━━━━━ Records ━━━━━

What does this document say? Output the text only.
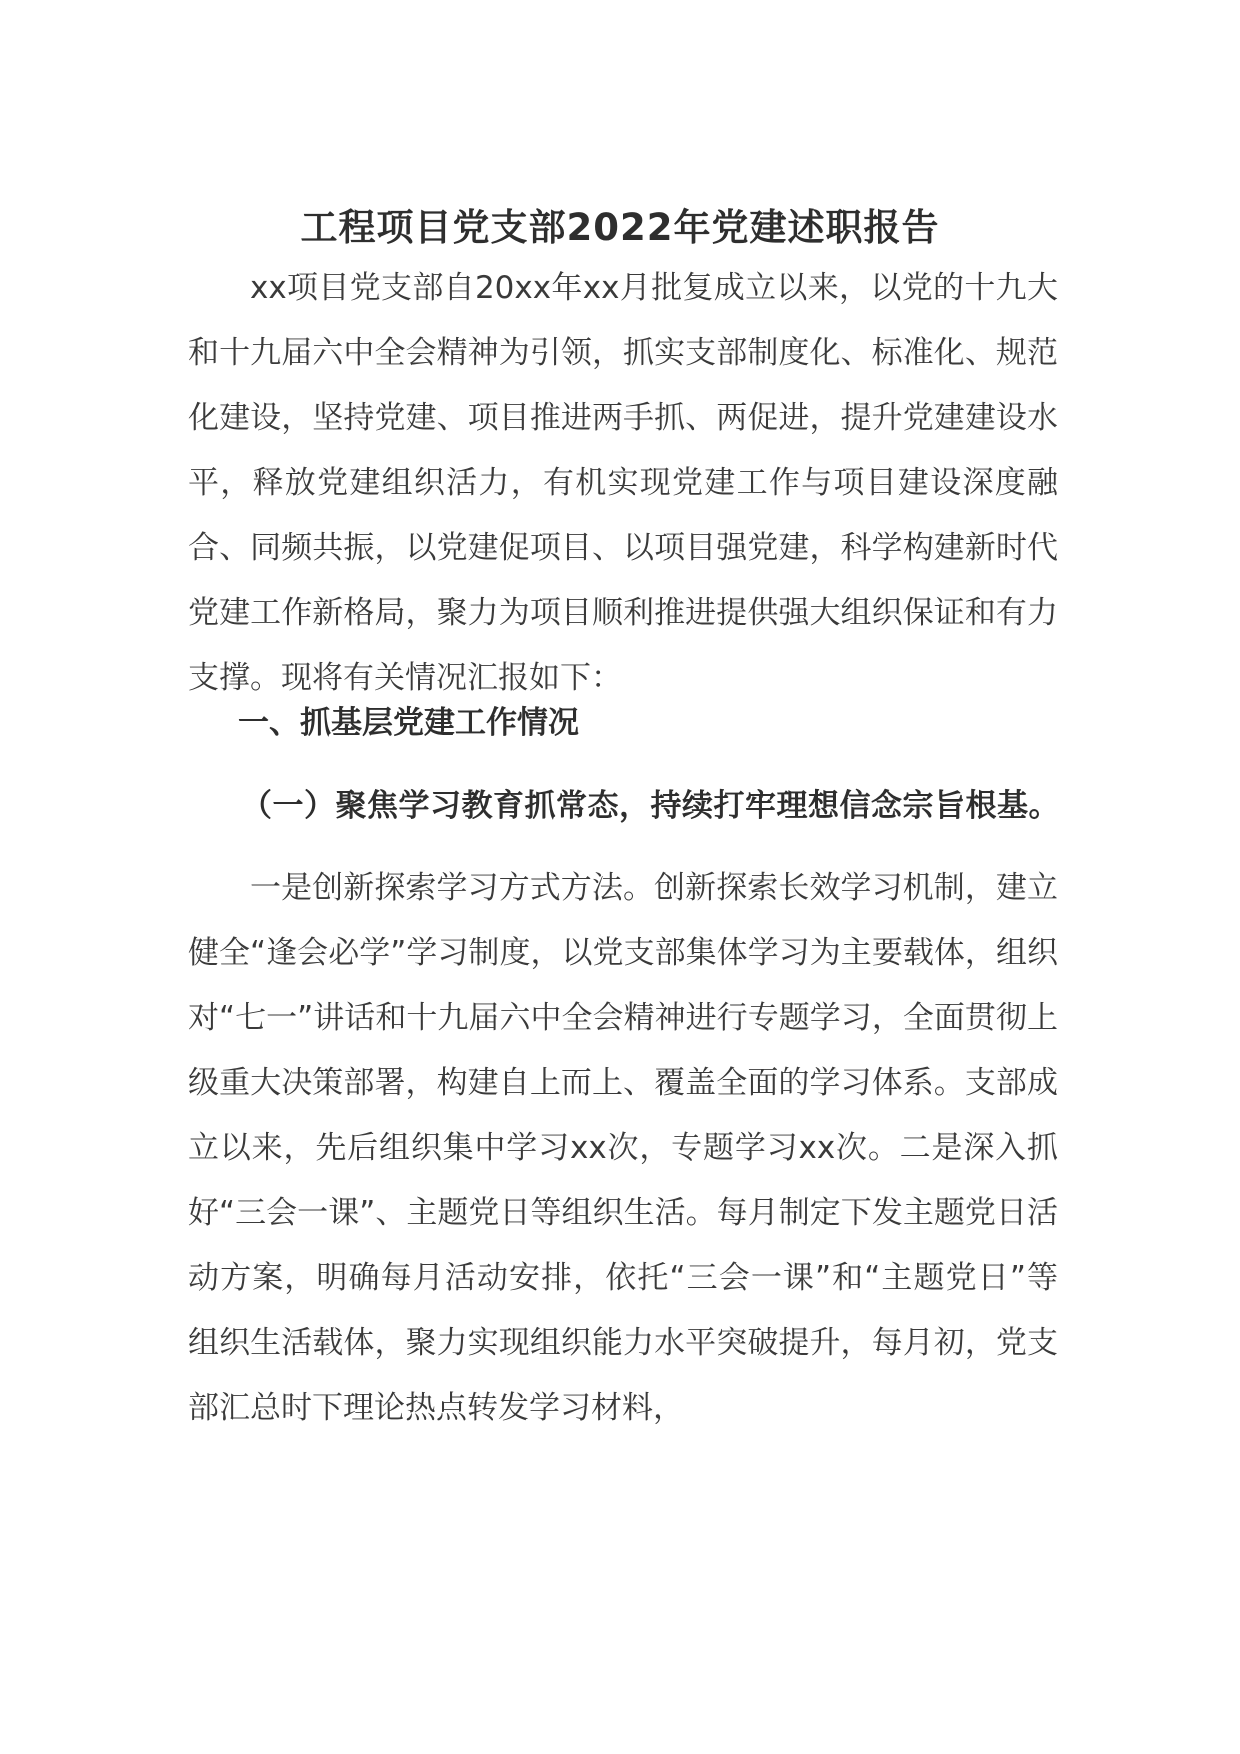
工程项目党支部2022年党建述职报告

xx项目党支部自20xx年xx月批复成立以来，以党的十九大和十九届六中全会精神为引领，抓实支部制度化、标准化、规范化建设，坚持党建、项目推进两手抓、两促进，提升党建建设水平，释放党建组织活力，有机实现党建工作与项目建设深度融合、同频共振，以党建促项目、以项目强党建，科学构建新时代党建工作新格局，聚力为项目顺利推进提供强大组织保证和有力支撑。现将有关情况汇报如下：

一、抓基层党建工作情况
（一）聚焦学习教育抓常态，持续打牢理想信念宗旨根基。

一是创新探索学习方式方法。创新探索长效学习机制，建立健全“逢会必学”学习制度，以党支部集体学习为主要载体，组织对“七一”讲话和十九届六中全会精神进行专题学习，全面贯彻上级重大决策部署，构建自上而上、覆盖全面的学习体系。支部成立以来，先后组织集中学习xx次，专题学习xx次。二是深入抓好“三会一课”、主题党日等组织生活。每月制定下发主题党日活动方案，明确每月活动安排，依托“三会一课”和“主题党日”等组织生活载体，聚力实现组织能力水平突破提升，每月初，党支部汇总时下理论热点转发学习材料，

━━━━━

| Problem requirements |
Copy all the data exactly as written, but skip any picture.

| Output of the exercise |
What does this document say? Output the text only.
工程项目党支部2022年党建述职报告

xx项目党支部自20xx年xx月批复成立以来，以党的十九大和十九届六中全会精神为引领，抓实支部制度化、标准化、规范化建设，坚持党建、项目推进两手抓、两促进，提升党建建设水平，释放党建组织活力，有机实现党建工作与项目建设深度融合、同频共振，以党建促项目、以项目强党建，科学构建新时代党建工作新格局，聚力为项目顺利推进提供强大组织保证和有力支撑。现将有关情况汇报如下：

一、抓基层党建工作情况
（一）聚焦学习教育抓常态，持续打牢理想信念宗旨根基。

一是创新探索学习方式方法。创新探索长效学习机制，建立健全“逢会必学”学习制度，以党支部集体学习为主要载体，组织对“七一”讲话和十九届六中全会精神进行专题学习，全面贯彻上级重大决策部署，构建自上而上、覆盖全面的学习体系。支部成立以来，先后组织集中学习xx次，专题学习xx次。二是深入抓好“三会一课”、主题党日等组织生活。每月制定下发主题党日活动方案，明确每月活动安排，依托“三会一课”和“主题党日”等组织生活载体，聚力实现组织能力水平突破提升，每月初，党支部汇总时下理论热点转发学习材料，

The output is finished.